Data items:

╔══

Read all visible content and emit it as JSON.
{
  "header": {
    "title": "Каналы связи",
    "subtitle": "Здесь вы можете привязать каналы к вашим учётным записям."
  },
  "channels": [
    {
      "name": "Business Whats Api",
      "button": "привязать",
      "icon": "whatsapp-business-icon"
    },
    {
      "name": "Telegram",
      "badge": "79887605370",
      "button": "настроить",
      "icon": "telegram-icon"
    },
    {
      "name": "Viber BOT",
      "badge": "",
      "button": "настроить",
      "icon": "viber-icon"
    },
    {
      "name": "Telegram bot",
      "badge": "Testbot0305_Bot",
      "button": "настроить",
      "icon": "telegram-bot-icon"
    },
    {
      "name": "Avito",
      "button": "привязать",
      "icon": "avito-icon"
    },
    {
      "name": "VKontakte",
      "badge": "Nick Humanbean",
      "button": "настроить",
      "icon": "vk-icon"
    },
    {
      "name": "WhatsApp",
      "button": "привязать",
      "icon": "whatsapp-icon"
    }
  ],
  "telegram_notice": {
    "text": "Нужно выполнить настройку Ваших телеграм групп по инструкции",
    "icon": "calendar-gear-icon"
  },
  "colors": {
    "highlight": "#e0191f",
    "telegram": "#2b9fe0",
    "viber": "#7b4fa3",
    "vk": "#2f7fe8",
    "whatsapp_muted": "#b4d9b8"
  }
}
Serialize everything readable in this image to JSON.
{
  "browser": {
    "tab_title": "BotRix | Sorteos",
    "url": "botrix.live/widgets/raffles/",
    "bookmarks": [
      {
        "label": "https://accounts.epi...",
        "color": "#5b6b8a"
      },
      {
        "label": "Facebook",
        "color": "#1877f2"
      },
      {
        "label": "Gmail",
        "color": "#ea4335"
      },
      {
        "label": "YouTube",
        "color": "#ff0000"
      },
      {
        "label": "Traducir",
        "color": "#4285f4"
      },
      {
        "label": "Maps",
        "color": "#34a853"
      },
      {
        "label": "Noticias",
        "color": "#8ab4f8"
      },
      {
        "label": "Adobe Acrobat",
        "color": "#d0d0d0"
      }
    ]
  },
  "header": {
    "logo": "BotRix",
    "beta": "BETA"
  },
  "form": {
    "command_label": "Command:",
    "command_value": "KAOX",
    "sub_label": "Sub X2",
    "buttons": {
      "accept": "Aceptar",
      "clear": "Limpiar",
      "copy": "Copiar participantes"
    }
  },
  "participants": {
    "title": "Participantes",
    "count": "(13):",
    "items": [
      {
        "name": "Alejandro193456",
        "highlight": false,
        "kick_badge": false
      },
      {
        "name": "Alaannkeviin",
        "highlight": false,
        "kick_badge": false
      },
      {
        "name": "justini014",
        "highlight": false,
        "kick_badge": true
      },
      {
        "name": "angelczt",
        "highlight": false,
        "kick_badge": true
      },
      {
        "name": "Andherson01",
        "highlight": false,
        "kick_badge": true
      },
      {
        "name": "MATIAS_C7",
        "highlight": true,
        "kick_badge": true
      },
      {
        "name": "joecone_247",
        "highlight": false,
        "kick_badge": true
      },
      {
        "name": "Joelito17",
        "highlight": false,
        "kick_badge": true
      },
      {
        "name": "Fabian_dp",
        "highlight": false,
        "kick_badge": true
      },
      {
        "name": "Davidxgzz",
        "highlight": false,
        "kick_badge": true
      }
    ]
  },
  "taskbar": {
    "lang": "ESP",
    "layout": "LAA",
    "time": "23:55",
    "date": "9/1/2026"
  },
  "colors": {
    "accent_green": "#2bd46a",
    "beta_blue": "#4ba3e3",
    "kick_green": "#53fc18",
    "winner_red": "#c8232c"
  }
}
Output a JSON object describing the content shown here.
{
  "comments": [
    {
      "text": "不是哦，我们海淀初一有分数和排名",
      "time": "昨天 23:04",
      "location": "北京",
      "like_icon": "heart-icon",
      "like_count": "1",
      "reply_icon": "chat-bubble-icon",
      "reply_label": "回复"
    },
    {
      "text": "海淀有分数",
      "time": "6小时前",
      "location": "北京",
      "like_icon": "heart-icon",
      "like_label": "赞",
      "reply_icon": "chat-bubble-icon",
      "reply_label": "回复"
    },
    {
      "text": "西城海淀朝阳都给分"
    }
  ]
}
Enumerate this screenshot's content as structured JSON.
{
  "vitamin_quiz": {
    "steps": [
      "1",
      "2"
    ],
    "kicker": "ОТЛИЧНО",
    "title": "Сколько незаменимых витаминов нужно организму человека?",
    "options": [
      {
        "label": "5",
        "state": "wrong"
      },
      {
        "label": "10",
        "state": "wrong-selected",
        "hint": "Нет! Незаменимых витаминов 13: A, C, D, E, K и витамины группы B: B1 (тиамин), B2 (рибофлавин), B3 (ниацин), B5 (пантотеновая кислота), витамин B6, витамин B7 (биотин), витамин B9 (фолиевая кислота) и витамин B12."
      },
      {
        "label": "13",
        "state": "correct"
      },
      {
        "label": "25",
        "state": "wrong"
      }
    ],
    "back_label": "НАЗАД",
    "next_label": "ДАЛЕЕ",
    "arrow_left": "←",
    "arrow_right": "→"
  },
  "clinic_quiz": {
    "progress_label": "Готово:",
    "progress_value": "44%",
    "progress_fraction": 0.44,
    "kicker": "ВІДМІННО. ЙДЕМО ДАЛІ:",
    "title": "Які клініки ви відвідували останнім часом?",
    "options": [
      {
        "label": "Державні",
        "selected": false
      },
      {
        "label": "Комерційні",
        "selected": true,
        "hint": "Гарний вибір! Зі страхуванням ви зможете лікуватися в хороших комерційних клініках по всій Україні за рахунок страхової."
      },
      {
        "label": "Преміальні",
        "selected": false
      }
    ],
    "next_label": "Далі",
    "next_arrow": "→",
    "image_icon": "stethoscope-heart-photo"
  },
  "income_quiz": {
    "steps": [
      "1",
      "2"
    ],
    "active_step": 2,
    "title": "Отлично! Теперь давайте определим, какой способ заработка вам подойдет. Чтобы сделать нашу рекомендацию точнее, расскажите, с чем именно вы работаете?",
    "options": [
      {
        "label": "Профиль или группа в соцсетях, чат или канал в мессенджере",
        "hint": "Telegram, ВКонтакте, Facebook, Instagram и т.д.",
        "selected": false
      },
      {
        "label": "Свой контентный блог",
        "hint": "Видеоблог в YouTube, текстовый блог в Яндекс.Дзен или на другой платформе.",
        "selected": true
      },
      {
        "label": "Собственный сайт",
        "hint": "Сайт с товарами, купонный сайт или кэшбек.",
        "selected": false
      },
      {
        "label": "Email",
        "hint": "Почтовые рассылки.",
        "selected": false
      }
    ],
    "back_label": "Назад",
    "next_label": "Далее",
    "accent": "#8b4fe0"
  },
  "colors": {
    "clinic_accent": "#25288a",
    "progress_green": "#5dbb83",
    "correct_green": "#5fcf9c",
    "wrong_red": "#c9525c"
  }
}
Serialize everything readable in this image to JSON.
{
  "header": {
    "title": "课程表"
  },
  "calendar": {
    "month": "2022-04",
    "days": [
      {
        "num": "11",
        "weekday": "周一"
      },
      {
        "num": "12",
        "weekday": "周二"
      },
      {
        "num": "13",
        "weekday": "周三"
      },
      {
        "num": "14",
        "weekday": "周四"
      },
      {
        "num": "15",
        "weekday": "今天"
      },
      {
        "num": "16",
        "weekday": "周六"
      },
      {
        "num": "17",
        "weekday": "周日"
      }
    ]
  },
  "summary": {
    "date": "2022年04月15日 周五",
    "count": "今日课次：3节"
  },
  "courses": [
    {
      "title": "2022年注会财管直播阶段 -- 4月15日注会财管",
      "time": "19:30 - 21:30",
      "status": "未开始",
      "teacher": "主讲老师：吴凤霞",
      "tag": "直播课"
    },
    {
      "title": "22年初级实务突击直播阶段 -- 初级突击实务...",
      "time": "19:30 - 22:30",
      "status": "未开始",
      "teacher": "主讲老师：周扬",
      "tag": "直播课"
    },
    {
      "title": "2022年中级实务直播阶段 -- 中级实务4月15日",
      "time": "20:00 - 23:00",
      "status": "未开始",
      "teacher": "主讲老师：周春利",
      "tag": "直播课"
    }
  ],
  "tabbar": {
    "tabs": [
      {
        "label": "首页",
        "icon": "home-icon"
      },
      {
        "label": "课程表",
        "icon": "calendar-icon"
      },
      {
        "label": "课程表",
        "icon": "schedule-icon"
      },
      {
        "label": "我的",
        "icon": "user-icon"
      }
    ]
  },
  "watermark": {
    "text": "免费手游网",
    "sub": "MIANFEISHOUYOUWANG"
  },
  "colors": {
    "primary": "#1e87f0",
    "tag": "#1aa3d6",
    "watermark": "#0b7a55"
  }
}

╚══

_WHAT YOU WILL DO_: Select all lines with the word "teacher" from the entries above.

_SOLUTION TO THE PROBLEM_:
      "teacher": "主讲老师：吴凤霞",
      "teacher": "主讲老师：周扬",
      "teacher": "主讲老师：周春利",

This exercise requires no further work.